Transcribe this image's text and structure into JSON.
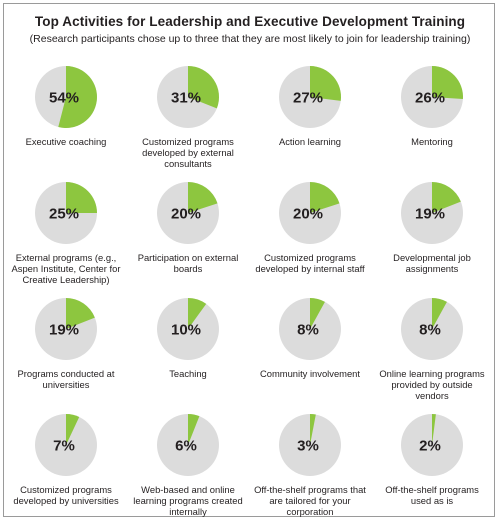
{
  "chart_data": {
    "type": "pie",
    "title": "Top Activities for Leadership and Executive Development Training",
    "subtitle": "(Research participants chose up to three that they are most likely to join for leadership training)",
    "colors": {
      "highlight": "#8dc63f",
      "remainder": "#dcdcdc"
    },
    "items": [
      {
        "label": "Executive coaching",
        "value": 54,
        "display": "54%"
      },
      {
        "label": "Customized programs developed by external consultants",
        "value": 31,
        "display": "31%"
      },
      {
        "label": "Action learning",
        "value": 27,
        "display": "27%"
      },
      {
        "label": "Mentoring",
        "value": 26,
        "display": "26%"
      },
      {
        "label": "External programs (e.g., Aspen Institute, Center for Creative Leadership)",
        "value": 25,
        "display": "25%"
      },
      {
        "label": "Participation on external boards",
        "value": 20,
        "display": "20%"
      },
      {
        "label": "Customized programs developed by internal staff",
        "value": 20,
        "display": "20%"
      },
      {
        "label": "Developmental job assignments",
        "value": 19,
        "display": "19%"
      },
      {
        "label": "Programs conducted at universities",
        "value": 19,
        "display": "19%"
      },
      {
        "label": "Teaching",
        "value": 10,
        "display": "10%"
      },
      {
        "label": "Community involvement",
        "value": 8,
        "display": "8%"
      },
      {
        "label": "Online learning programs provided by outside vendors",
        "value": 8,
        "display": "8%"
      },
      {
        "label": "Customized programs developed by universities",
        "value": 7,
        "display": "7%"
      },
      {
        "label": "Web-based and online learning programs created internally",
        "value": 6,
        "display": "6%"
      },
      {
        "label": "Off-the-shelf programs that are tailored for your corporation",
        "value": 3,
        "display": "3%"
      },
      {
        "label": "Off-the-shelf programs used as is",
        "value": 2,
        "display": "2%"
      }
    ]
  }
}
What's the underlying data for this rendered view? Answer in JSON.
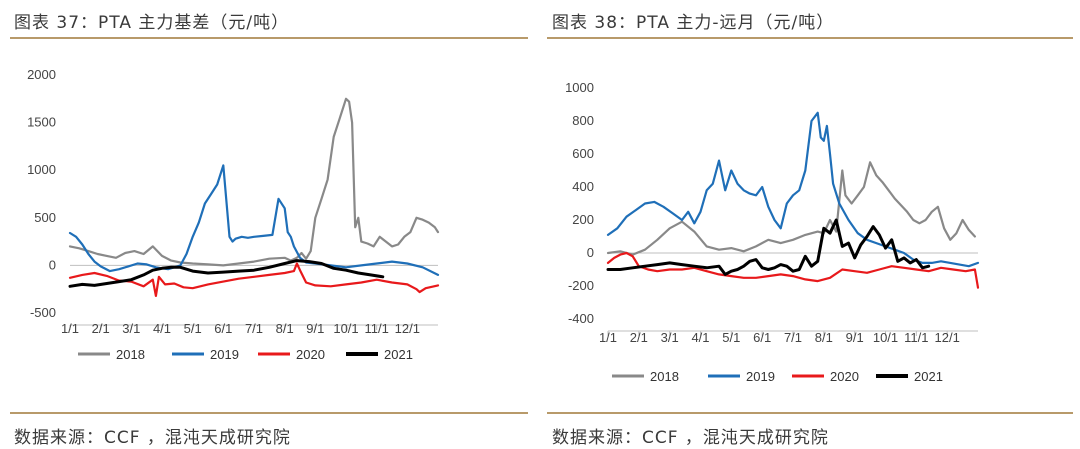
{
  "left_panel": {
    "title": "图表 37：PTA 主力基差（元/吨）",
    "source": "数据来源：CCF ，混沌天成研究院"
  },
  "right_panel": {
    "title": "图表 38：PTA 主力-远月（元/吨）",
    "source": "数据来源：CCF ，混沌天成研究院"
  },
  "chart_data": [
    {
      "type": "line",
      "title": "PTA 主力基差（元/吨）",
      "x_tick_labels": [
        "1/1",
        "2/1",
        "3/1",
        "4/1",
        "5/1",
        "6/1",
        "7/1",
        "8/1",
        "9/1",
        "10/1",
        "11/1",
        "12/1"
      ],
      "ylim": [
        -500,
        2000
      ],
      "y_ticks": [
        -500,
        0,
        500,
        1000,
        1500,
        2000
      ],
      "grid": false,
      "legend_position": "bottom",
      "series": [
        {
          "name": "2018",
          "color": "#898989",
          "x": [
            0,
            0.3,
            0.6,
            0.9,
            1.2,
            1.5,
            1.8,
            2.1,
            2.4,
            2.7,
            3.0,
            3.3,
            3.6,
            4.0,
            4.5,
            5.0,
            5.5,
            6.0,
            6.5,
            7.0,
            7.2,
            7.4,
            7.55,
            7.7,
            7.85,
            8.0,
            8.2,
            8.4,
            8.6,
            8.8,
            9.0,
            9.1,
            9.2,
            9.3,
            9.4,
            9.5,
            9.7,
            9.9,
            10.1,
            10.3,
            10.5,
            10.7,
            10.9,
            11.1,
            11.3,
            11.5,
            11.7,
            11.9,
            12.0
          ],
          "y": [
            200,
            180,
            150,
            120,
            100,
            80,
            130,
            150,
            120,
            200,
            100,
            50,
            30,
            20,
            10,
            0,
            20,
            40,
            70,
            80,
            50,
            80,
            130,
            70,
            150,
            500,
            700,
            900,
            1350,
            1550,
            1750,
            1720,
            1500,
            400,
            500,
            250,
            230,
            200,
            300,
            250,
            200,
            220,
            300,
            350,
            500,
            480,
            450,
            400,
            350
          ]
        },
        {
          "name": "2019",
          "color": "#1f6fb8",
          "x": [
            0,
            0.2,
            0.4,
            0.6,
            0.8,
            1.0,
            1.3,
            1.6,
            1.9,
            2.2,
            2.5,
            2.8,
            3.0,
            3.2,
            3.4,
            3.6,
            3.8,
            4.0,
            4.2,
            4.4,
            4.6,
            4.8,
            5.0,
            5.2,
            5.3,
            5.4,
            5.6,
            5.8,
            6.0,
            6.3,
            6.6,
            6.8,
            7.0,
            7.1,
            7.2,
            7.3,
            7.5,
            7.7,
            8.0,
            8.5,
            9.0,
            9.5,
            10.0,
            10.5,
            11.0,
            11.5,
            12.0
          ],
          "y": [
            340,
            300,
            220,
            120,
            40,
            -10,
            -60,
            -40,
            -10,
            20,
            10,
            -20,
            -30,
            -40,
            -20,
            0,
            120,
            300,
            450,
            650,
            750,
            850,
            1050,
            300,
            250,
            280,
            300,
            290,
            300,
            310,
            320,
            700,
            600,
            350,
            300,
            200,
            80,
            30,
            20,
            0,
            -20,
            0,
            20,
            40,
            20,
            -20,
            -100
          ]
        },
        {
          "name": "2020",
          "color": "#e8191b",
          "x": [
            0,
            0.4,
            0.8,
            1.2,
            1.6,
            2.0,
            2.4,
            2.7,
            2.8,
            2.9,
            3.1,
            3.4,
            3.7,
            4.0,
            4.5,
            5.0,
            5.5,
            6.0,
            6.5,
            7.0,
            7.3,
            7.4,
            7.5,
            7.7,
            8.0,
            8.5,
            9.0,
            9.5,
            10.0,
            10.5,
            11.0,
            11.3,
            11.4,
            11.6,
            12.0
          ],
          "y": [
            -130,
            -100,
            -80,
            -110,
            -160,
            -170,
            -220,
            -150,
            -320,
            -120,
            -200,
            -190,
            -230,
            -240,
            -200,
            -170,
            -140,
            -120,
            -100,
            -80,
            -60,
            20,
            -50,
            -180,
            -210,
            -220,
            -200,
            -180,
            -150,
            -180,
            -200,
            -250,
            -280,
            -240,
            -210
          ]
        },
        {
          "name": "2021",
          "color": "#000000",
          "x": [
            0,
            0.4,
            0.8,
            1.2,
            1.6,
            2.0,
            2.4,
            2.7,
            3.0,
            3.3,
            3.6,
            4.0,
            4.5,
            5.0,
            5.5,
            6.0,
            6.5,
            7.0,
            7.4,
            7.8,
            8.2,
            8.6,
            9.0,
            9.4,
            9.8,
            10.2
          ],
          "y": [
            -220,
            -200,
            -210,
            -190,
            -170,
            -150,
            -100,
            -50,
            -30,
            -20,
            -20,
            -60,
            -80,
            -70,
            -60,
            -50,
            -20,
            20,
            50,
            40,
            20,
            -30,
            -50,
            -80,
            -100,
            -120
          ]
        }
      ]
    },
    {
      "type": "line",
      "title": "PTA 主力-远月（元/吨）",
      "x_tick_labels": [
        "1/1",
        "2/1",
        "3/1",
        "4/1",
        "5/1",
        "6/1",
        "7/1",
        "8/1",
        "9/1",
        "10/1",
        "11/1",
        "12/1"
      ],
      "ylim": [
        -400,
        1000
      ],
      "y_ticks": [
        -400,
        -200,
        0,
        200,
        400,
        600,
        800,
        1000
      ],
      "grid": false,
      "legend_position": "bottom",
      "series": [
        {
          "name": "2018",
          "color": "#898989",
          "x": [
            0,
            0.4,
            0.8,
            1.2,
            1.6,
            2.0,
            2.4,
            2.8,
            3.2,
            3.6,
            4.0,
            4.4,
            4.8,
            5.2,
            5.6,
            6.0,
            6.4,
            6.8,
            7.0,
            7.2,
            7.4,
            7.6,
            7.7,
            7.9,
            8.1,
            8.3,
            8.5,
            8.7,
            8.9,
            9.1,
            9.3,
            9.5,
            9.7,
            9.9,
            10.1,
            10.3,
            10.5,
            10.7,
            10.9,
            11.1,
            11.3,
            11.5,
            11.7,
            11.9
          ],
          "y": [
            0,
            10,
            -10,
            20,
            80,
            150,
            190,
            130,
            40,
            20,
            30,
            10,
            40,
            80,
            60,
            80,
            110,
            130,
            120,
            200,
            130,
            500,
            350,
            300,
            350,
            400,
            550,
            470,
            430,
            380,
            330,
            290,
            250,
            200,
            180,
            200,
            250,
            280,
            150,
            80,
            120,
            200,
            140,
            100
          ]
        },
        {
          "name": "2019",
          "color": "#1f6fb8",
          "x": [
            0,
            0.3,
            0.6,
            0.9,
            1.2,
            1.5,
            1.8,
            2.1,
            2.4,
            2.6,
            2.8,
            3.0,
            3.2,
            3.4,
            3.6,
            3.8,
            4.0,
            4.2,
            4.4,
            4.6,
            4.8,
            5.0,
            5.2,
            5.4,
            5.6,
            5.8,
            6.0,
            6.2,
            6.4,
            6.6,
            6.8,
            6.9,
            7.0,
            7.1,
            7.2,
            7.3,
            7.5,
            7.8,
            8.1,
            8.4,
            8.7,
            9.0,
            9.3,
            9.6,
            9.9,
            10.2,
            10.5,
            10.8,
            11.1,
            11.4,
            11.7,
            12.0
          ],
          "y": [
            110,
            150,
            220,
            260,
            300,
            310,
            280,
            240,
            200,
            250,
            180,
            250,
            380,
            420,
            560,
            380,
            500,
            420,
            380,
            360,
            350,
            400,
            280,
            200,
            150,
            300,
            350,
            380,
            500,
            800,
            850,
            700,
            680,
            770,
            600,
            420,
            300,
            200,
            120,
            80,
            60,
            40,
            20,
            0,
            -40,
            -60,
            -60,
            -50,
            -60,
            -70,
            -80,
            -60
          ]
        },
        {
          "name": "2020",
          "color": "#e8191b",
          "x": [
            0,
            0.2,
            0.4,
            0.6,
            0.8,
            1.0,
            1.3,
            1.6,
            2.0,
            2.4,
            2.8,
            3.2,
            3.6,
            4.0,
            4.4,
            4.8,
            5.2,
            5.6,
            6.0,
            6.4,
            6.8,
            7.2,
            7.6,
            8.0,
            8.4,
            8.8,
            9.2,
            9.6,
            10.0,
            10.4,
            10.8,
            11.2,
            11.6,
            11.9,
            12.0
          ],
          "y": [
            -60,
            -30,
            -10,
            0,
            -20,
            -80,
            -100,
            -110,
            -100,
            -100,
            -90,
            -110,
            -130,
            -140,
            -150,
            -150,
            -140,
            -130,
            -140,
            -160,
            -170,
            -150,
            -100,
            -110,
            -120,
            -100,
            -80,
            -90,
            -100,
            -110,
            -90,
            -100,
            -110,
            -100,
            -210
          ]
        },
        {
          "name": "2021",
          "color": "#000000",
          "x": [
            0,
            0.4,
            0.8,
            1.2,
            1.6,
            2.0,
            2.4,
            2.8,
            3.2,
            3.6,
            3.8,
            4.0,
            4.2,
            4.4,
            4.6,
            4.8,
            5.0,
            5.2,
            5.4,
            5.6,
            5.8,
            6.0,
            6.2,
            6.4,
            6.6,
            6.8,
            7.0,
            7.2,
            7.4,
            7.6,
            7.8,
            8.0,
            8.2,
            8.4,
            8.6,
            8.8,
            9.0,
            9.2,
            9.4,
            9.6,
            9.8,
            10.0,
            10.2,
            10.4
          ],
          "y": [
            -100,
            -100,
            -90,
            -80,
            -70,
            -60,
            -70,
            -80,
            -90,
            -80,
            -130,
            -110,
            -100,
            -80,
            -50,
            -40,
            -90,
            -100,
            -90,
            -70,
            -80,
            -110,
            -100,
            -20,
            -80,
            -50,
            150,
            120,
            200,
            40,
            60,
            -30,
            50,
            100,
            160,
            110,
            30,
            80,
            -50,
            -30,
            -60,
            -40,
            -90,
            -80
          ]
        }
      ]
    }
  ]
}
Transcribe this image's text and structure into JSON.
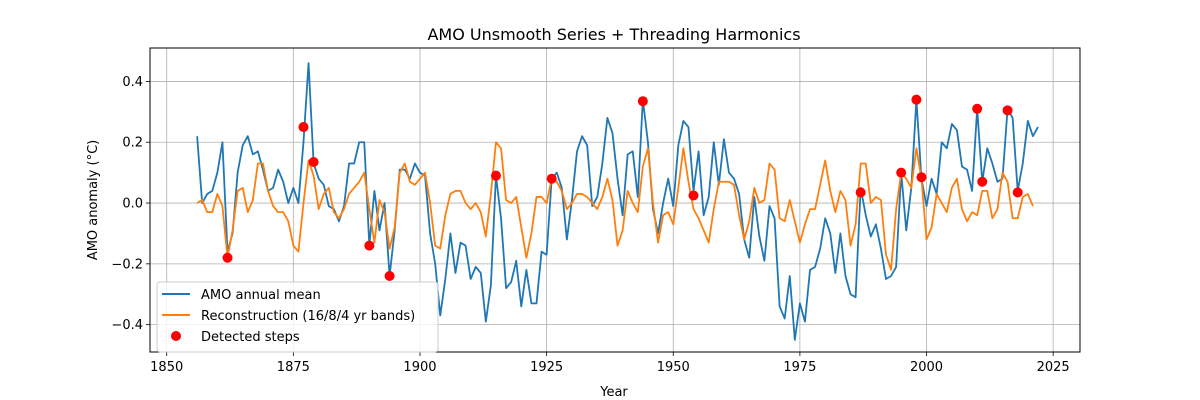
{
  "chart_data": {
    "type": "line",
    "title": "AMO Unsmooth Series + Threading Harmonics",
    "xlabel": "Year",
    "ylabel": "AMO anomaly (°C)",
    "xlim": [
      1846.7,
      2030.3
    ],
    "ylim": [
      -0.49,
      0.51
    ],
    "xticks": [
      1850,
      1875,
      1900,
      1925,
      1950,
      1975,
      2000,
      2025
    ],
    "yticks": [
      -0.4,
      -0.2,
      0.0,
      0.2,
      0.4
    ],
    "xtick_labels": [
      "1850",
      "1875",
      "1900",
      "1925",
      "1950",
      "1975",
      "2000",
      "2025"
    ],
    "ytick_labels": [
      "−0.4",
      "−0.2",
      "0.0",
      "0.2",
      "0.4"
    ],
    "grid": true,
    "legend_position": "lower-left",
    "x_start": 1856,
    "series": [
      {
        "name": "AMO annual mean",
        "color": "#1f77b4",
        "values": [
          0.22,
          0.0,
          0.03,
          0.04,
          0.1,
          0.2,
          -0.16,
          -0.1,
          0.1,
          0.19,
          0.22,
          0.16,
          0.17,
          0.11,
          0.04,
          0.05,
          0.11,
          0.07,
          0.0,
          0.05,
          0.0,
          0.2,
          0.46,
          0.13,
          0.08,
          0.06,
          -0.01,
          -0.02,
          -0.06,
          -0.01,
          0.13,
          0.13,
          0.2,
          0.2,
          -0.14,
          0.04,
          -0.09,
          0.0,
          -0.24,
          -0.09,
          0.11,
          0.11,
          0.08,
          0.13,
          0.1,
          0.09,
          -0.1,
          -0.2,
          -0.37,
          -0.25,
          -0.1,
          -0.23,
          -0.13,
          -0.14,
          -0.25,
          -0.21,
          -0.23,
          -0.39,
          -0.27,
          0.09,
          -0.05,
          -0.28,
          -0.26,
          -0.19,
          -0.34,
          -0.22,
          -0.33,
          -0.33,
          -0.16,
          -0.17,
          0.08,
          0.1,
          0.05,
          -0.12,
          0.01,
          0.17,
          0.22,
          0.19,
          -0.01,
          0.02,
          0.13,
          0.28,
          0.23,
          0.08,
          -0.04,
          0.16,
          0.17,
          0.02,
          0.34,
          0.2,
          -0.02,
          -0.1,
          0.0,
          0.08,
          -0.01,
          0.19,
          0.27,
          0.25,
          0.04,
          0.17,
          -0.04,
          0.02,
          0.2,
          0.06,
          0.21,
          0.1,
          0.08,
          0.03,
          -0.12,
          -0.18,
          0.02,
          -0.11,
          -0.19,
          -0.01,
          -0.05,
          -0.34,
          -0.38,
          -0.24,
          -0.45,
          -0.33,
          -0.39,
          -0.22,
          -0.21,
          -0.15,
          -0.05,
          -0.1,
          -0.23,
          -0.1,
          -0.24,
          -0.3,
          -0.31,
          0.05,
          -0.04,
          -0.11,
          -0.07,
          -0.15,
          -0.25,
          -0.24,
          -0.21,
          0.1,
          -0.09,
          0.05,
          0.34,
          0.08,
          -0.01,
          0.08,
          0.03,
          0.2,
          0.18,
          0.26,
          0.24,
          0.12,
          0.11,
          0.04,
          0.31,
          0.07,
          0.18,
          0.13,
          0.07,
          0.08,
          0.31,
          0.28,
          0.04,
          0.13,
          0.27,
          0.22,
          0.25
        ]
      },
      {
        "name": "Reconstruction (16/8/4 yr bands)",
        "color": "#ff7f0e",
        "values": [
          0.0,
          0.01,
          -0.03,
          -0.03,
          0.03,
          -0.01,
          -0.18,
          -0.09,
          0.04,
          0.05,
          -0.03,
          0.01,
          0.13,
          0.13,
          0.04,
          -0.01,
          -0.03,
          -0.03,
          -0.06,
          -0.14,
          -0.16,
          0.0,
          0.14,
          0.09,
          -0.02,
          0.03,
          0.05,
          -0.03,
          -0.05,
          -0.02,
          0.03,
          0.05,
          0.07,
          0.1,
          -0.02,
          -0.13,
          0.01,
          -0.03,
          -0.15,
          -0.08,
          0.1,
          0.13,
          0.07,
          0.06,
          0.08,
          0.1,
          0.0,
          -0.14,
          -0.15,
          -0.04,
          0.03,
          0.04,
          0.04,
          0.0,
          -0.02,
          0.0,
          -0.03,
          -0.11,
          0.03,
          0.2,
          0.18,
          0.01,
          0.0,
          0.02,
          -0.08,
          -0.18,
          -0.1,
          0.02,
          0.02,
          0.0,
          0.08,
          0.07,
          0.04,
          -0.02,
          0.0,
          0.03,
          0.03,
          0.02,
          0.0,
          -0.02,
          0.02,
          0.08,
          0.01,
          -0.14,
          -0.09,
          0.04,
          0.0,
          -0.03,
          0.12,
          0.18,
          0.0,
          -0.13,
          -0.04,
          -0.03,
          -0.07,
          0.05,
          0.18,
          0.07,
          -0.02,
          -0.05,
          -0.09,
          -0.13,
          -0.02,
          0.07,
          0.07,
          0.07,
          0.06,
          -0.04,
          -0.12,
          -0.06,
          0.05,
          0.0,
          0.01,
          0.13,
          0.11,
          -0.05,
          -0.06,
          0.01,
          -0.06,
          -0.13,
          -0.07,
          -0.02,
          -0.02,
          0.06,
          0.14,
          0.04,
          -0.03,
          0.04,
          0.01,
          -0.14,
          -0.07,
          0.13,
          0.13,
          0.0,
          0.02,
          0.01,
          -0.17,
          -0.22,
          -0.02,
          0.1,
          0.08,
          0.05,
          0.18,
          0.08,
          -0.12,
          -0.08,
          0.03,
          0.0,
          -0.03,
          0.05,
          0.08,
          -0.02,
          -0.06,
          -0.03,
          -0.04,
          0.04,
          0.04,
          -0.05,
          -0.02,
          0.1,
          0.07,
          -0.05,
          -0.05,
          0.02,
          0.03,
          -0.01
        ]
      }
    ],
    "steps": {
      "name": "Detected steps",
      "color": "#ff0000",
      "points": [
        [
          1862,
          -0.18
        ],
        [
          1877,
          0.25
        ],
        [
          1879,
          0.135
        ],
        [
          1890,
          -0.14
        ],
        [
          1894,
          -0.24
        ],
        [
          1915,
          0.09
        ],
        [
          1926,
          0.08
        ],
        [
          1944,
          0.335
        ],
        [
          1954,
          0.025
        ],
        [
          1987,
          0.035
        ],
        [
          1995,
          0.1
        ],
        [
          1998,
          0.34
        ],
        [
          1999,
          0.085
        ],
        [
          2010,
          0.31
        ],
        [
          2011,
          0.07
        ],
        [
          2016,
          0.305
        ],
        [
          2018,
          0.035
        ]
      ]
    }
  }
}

**Set problem:**
Pick out each line above that includes "shelf" and show it.

**Problem solution:**
        "label": "Off-the-shelf programs that are tailored for your corporation",
        "label": "Off-the-shelf programs used as is",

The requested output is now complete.